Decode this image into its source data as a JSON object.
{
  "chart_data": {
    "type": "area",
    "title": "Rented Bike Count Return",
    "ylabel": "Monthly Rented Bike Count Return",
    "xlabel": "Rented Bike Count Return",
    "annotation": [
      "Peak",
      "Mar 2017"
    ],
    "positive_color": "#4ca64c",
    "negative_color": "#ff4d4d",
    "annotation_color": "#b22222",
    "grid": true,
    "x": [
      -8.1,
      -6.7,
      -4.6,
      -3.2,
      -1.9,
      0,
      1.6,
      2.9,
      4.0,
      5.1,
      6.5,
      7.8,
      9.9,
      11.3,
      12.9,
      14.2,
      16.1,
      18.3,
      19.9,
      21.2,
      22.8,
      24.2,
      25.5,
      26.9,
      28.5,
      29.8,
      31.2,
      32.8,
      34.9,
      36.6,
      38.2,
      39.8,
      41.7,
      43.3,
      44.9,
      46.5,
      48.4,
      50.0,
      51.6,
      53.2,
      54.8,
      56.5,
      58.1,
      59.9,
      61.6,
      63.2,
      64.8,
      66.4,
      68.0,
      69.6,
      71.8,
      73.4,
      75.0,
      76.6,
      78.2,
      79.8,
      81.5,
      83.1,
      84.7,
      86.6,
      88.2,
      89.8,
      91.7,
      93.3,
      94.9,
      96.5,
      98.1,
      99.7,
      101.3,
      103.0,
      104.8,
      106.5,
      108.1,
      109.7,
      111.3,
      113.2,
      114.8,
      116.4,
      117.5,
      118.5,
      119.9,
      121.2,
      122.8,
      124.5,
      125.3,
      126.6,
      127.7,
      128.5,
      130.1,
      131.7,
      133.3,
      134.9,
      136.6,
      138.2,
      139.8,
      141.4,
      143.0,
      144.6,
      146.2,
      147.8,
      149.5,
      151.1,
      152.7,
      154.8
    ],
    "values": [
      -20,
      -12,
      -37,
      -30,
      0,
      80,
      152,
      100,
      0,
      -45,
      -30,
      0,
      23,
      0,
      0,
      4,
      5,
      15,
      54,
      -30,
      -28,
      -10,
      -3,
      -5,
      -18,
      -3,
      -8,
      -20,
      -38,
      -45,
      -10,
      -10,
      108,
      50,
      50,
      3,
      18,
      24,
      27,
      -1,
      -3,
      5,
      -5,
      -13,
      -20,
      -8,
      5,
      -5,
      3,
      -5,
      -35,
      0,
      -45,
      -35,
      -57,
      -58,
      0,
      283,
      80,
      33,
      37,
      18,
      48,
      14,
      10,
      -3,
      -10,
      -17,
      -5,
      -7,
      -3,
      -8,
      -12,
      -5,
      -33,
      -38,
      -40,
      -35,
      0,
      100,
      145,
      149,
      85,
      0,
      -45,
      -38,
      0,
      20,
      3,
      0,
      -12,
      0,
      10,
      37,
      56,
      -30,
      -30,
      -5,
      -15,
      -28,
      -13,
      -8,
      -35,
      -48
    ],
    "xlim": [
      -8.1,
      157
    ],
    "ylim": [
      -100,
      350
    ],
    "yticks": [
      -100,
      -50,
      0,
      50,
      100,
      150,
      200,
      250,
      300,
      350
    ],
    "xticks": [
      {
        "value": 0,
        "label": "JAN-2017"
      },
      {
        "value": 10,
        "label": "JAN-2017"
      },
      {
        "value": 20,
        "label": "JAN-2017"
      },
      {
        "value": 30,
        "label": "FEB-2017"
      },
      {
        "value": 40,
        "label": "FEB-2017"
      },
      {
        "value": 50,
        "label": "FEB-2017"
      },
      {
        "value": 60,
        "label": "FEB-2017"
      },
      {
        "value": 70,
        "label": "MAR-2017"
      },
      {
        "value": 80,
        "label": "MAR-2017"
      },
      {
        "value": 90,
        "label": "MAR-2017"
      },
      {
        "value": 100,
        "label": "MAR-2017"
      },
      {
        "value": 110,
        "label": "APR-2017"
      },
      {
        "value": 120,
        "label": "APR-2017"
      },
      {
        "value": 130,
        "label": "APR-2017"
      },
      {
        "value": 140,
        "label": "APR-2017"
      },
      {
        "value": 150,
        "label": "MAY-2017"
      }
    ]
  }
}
===
**What to do**
Isolate the lines above that contain the word "Rented" and copy them.

**Solved problem**
    "title": "Rented Bike Count Return",
    "ylabel": "Monthly Rented Bike Count Return",
    "xlabel": "Rented Bike Count Return",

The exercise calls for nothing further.